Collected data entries
══════

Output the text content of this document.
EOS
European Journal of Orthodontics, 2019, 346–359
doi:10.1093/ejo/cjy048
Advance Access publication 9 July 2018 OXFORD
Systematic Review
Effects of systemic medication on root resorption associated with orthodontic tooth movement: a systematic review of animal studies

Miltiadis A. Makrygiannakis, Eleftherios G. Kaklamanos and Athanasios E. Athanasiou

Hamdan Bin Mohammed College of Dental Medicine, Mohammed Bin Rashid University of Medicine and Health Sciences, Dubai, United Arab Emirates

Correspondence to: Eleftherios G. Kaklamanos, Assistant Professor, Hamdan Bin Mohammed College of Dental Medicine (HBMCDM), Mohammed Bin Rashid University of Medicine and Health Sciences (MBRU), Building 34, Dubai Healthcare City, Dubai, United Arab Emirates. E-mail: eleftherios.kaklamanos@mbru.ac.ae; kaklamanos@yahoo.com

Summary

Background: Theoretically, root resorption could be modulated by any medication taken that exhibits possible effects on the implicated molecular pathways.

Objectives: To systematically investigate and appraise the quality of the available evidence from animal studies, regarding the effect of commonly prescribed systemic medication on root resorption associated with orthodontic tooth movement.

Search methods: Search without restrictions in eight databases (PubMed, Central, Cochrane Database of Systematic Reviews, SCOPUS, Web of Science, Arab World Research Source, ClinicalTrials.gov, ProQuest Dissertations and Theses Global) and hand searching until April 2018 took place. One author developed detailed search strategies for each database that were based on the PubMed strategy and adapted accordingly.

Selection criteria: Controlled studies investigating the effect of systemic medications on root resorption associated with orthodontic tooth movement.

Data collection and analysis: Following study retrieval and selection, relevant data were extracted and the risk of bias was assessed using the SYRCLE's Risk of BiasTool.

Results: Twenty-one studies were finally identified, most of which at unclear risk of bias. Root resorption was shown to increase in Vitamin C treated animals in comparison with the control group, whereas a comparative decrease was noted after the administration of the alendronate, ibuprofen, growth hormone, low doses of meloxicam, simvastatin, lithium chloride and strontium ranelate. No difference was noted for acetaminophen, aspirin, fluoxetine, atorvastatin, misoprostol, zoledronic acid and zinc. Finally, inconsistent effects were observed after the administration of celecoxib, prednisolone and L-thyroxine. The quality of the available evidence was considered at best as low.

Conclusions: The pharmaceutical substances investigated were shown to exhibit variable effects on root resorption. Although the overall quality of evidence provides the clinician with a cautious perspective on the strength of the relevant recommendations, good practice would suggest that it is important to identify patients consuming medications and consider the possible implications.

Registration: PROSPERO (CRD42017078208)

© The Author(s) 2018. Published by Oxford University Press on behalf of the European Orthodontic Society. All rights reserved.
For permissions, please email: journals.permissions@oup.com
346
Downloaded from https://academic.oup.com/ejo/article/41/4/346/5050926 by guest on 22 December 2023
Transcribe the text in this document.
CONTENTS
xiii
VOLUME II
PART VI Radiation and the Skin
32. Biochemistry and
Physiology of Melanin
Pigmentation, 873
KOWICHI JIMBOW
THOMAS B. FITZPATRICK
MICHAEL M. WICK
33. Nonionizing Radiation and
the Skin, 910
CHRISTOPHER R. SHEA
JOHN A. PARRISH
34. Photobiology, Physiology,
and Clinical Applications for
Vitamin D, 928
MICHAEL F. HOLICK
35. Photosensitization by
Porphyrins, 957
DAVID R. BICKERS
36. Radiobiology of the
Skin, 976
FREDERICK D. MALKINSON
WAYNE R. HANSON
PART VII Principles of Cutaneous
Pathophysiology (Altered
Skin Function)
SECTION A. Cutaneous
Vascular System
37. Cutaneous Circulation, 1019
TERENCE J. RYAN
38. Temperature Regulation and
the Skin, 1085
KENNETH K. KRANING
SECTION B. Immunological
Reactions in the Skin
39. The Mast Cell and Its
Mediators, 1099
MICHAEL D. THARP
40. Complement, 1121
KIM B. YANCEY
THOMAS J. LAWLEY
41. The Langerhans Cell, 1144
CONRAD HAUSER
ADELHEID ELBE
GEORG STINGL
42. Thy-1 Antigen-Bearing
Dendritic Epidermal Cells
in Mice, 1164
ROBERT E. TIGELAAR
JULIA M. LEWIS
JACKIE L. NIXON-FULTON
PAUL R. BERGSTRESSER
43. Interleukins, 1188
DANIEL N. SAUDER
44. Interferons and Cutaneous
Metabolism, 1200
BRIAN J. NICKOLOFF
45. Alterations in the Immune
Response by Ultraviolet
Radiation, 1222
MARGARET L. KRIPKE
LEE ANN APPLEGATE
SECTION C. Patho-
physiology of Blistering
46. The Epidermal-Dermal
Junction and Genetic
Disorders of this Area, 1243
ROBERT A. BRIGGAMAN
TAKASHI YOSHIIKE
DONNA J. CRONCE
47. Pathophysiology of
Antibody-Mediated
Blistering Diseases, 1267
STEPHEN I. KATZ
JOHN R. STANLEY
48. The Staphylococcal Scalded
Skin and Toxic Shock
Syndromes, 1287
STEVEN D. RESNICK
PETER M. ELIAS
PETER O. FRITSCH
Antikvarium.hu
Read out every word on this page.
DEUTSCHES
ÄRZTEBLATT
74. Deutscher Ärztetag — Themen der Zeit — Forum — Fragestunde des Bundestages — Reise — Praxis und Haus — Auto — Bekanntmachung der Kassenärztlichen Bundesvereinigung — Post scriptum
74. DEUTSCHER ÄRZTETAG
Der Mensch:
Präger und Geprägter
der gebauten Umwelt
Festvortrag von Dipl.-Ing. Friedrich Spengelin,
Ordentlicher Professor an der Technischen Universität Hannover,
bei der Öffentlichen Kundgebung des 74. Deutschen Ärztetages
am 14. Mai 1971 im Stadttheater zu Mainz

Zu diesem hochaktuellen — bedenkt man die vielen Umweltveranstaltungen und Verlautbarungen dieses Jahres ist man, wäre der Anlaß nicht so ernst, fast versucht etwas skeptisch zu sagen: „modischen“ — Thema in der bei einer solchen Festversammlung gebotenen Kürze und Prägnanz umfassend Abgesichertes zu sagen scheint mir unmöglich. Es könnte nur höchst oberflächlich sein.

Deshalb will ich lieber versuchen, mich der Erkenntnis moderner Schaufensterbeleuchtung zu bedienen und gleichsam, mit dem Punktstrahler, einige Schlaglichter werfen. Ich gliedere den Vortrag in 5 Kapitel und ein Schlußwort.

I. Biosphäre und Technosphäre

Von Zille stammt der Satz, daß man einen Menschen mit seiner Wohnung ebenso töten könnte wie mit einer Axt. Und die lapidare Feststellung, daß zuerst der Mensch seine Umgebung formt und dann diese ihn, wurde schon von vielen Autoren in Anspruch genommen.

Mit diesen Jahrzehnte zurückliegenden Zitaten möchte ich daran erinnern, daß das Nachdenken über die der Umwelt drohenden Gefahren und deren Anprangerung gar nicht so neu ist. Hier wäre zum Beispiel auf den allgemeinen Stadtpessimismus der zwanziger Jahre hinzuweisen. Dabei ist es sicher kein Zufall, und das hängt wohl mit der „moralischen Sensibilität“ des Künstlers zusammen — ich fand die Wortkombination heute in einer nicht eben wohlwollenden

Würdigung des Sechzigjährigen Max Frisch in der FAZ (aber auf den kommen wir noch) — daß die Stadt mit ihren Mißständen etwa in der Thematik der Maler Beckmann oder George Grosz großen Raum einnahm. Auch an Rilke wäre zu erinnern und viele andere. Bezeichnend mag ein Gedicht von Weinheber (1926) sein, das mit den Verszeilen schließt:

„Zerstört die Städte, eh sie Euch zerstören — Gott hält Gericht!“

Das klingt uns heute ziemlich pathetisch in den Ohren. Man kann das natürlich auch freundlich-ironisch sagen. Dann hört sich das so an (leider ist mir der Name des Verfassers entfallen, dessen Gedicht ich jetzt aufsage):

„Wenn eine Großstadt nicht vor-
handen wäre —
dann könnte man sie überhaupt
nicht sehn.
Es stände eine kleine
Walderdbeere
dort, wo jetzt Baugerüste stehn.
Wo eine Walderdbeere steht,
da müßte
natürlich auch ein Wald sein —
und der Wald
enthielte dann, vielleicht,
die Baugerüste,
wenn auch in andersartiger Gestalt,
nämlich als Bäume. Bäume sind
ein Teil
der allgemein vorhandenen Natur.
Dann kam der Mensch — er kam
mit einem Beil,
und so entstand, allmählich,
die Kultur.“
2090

══════

Problem requirements
Scan the records above and tell how many lines include the word "ROBERT"; the number is all that should be written.

Expected output
2